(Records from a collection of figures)
- - - -

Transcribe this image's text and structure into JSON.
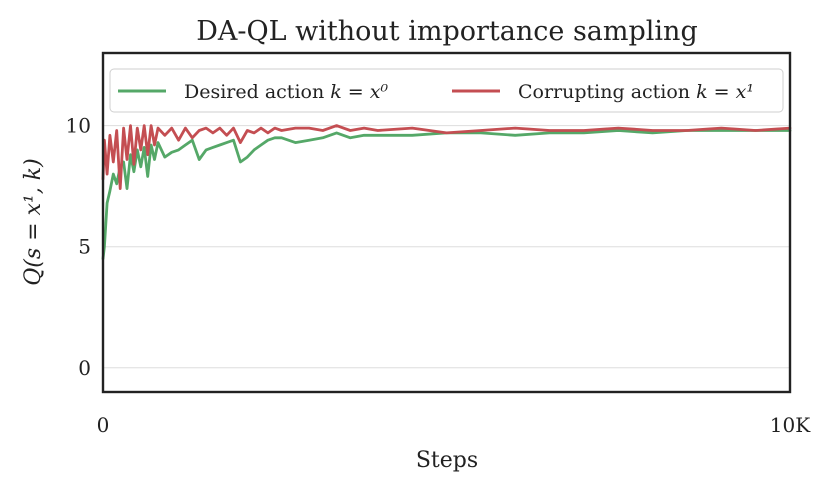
{
  "chart_data": {
    "type": "line",
    "title": "DA-QL without importance sampling",
    "xlabel": "Steps",
    "ylabel": "Q(s = x¹, k)",
    "xlim": [
      0,
      10000
    ],
    "ylim": [
      -1,
      13
    ],
    "x_ticks": [
      {
        "value": 0,
        "label": "0"
      },
      {
        "value": 10000,
        "label": "10K"
      }
    ],
    "y_ticks": [
      {
        "value": 0,
        "label": "0"
      },
      {
        "value": 5,
        "label": "5"
      },
      {
        "value": 10,
        "label": "10"
      }
    ],
    "grid": "horizontal",
    "legend_position": "top",
    "series": [
      {
        "name": "Desired action k = x⁰",
        "legend_text": "Desired action ",
        "legend_math": "k = x⁰",
        "color": "#55a868",
        "x": [
          0,
          20,
          60,
          100,
          150,
          200,
          250,
          300,
          350,
          400,
          450,
          500,
          550,
          600,
          650,
          700,
          750,
          800,
          900,
          1000,
          1100,
          1200,
          1300,
          1400,
          1500,
          1600,
          1700,
          1800,
          1900,
          2000,
          2100,
          2200,
          2300,
          2400,
          2500,
          2600,
          2800,
          3000,
          3200,
          3400,
          3600,
          3800,
          4000,
          4500,
          5000,
          5500,
          6000,
          6500,
          7000,
          7500,
          8000,
          8500,
          9000,
          9500,
          10000
        ],
        "y": [
          4.5,
          5.0,
          6.8,
          7.3,
          8.0,
          7.6,
          8.3,
          8.5,
          7.4,
          8.8,
          8.1,
          9.0,
          8.3,
          9.1,
          7.9,
          9.2,
          8.6,
          9.3,
          8.7,
          8.9,
          9.0,
          9.2,
          9.4,
          8.6,
          9.0,
          9.1,
          9.2,
          9.3,
          9.4,
          8.5,
          8.7,
          9.0,
          9.2,
          9.4,
          9.5,
          9.5,
          9.3,
          9.4,
          9.5,
          9.7,
          9.5,
          9.6,
          9.6,
          9.6,
          9.7,
          9.7,
          9.6,
          9.7,
          9.7,
          9.8,
          9.7,
          9.8,
          9.8,
          9.8,
          9.8
        ]
      },
      {
        "name": "Corrupting action k = x¹",
        "legend_text": "Corrupting action ",
        "legend_math": "k = x¹",
        "color": "#c44e52",
        "x": [
          0,
          20,
          60,
          100,
          150,
          200,
          250,
          300,
          350,
          400,
          450,
          500,
          550,
          600,
          650,
          700,
          750,
          800,
          900,
          1000,
          1100,
          1200,
          1300,
          1400,
          1500,
          1600,
          1700,
          1800,
          1900,
          2000,
          2100,
          2200,
          2300,
          2400,
          2500,
          2600,
          2800,
          3000,
          3200,
          3400,
          3600,
          3800,
          4000,
          4500,
          5000,
          5500,
          6000,
          6500,
          7000,
          7500,
          8000,
          8500,
          9000,
          9500,
          10000
        ],
        "y": [
          7.8,
          9.4,
          8.0,
          9.6,
          8.5,
          9.8,
          7.4,
          9.9,
          8.6,
          10.0,
          8.4,
          9.9,
          9.0,
          10.0,
          8.8,
          10.0,
          9.2,
          9.9,
          9.6,
          9.9,
          9.4,
          9.9,
          9.5,
          9.8,
          9.9,
          9.7,
          9.9,
          9.6,
          9.9,
          9.3,
          9.8,
          9.7,
          9.9,
          9.7,
          9.9,
          9.8,
          9.9,
          9.9,
          9.8,
          10.0,
          9.8,
          9.9,
          9.8,
          9.9,
          9.7,
          9.8,
          9.9,
          9.8,
          9.8,
          9.9,
          9.8,
          9.8,
          9.9,
          9.8,
          9.9
        ]
      }
    ]
  }
}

- - - -

__Stated problem__
Restate the records above in full, word for word. Keep pictures out.

__Reply__
Transcribe this image's text and structure into JSON.
{
  "chart_data": {
    "type": "line",
    "title": "DA-QL without importance sampling",
    "xlabel": "Steps",
    "ylabel": "Q(s = x¹, k)",
    "xlim": [
      0,
      10000
    ],
    "ylim": [
      -1,
      13
    ],
    "x_ticks": [
      {
        "value": 0,
        "label": "0"
      },
      {
        "value": 10000,
        "label": "10K"
      }
    ],
    "y_ticks": [
      {
        "value": 0,
        "label": "0"
      },
      {
        "value": 5,
        "label": "5"
      },
      {
        "value": 10,
        "label": "10"
      }
    ],
    "grid": "horizontal",
    "legend_position": "top",
    "series": [
      {
        "name": "Desired action k = x⁰",
        "legend_text": "Desired action ",
        "legend_math": "k = x⁰",
        "color": "#55a868",
        "x": [
          0,
          20,
          60,
          100,
          150,
          200,
          250,
          300,
          350,
          400,
          450,
          500,
          550,
          600,
          650,
          700,
          750,
          800,
          900,
          1000,
          1100,
          1200,
          1300,
          1400,
          1500,
          1600,
          1700,
          1800,
          1900,
          2000,
          2100,
          2200,
          2300,
          2400,
          2500,
          2600,
          2800,
          3000,
          3200,
          3400,
          3600,
          3800,
          4000,
          4500,
          5000,
          5500,
          6000,
          6500,
          7000,
          7500,
          8000,
          8500,
          9000,
          9500,
          10000
        ],
        "y": [
          4.5,
          5.0,
          6.8,
          7.3,
          8.0,
          7.6,
          8.3,
          8.5,
          7.4,
          8.8,
          8.1,
          9.0,
          8.3,
          9.1,
          7.9,
          9.2,
          8.6,
          9.3,
          8.7,
          8.9,
          9.0,
          9.2,
          9.4,
          8.6,
          9.0,
          9.1,
          9.2,
          9.3,
          9.4,
          8.5,
          8.7,
          9.0,
          9.2,
          9.4,
          9.5,
          9.5,
          9.3,
          9.4,
          9.5,
          9.7,
          9.5,
          9.6,
          9.6,
          9.6,
          9.7,
          9.7,
          9.6,
          9.7,
          9.7,
          9.8,
          9.7,
          9.8,
          9.8,
          9.8,
          9.8
        ]
      },
      {
        "name": "Corrupting action k = x¹",
        "legend_text": "Corrupting action ",
        "legend_math": "k = x¹",
        "color": "#c44e52",
        "x": [
          0,
          20,
          60,
          100,
          150,
          200,
          250,
          300,
          350,
          400,
          450,
          500,
          550,
          600,
          650,
          700,
          750,
          800,
          900,
          1000,
          1100,
          1200,
          1300,
          1400,
          1500,
          1600,
          1700,
          1800,
          1900,
          2000,
          2100,
          2200,
          2300,
          2400,
          2500,
          2600,
          2800,
          3000,
          3200,
          3400,
          3600,
          3800,
          4000,
          4500,
          5000,
          5500,
          6000,
          6500,
          7000,
          7500,
          8000,
          8500,
          9000,
          9500,
          10000
        ],
        "y": [
          7.8,
          9.4,
          8.0,
          9.6,
          8.5,
          9.8,
          7.4,
          9.9,
          8.6,
          10.0,
          8.4,
          9.9,
          9.0,
          10.0,
          8.8,
          10.0,
          9.2,
          9.9,
          9.6,
          9.9,
          9.4,
          9.9,
          9.5,
          9.8,
          9.9,
          9.7,
          9.9,
          9.6,
          9.9,
          9.3,
          9.8,
          9.7,
          9.9,
          9.7,
          9.9,
          9.8,
          9.9,
          9.9,
          9.8,
          10.0,
          9.8,
          9.9,
          9.8,
          9.9,
          9.7,
          9.8,
          9.9,
          9.8,
          9.8,
          9.9,
          9.8,
          9.8,
          9.9,
          9.8,
          9.9
        ]
      }
    ]
  }
}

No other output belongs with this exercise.